● **DOCUMENT TEXT**:
Rhyme Assassin (born April 3, 1981), born Tichaona Monera, is a London-based Zimbabwean hip-hop artist who rose to prominence in Zimbabwe with his song Party People in 2014.

Background
Rhyme Assassin was born in Chikomba, Chivhu and grew up in the capital city of Zimbabwe Harare's suburb Highfield and Houghton Park.

Rhyme Assassin started music in 2000 doing rap battles and performances up to 2002 when he left for the UK, he then resumed his music career in 2012 when he met a UK producer named Deep Voice who ignited his passion for music and he started writing and recording music.

The rapper rose to prominence in 2014 after the release of "Party people" a single featuring T9yce. The song was the number one on major radio stations in Zimbabwe and was on ZBC Power FM Zimbabwe charts for 12 weeks on both the daily Power FM Top 10 chart and the weekly Power FM Top 20 chart leading the track to be in top 50 of the Power FM Top 100  songs of the year 2014.

In 2014 Rhyme Assassin established Uncle Rhymes Records as his record label he now works under. In 2014, Rhyme Assassin started Mwana Anokosha concert, a charity musical event for orphans at Harare Children's Home and the event has featured several performing artist. He has also been involved with Afro Empire dance group's charity initiatives.

Dataset entries
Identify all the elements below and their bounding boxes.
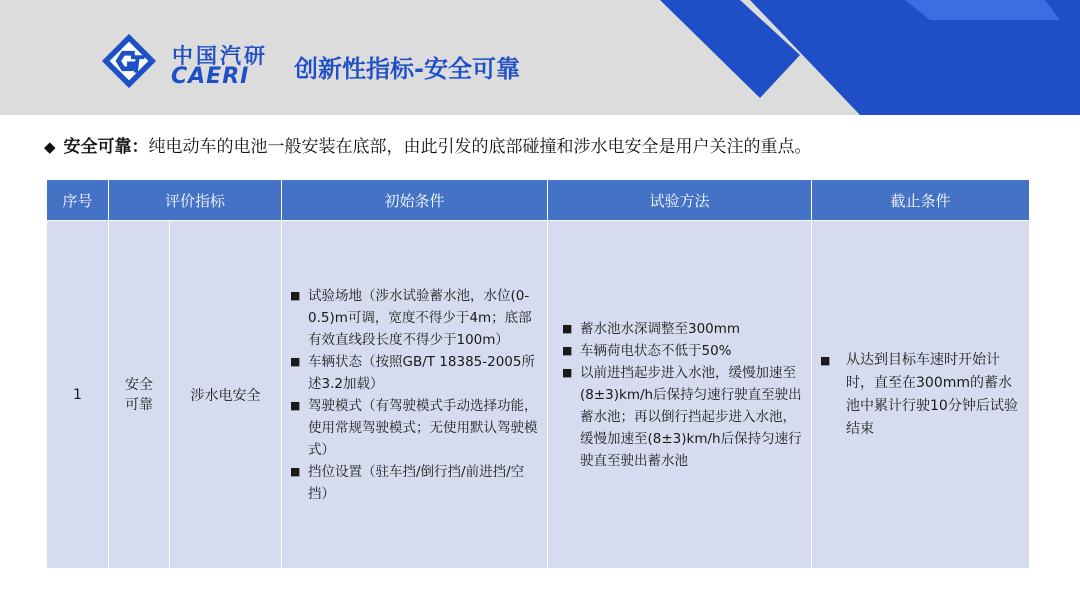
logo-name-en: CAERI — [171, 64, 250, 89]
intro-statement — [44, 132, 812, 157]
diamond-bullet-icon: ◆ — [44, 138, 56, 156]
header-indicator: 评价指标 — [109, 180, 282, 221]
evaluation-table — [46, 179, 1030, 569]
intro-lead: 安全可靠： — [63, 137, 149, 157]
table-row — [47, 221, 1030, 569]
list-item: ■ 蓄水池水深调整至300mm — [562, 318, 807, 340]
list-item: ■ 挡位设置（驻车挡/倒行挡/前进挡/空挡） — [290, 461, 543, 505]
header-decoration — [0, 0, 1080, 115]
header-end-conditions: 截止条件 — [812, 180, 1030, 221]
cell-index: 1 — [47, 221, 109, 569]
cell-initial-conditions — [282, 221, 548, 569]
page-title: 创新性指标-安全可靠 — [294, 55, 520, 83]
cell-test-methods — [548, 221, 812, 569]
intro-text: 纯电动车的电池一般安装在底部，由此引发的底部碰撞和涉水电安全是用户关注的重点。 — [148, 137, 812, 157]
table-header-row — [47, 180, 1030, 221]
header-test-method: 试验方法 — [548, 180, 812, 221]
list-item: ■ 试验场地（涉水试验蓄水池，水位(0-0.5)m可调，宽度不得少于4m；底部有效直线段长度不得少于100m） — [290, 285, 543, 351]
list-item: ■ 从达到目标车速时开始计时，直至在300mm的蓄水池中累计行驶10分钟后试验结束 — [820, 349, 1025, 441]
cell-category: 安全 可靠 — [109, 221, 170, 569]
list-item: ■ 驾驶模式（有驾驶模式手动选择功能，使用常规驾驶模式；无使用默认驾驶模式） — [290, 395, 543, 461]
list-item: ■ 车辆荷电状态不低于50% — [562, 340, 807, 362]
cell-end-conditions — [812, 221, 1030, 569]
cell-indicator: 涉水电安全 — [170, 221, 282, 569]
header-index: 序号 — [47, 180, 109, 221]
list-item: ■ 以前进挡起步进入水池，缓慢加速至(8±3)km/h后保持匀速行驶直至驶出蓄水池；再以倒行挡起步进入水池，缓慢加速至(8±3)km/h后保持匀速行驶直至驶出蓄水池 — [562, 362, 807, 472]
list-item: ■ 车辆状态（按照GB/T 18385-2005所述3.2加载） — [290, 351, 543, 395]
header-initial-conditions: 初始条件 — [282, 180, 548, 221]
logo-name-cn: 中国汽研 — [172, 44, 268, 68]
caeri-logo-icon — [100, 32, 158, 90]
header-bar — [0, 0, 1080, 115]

● **WHAT YOU ARE ASKED TO DO**: Reproduce the passage in the Rhyme Assassin biography above, everything from "The rapper rose" down to "group's charity initiatives.".

● **CORRECT RESPONSE**:
The rapper rose to prominence in 2014 after the release of "Party people" a single featuring T9yce. The song was the number one on major radio stations in Zimbabwe and was on ZBC Power FM Zimbabwe charts for 12 weeks on both the daily Power FM Top 10 chart and the weekly Power FM Top 20 chart leading the track to be in top 50 of the Power FM Top 100  songs of the year 2014.

In 2014 Rhyme Assassin established Uncle Rhymes Records as his record label he now works under. In 2014, Rhyme Assassin started Mwana Anokosha concert, a charity musical event for orphans at Harare Children's Home and the event has featured several performing artist. He has also been involved with Afro Empire dance group's charity initiatives.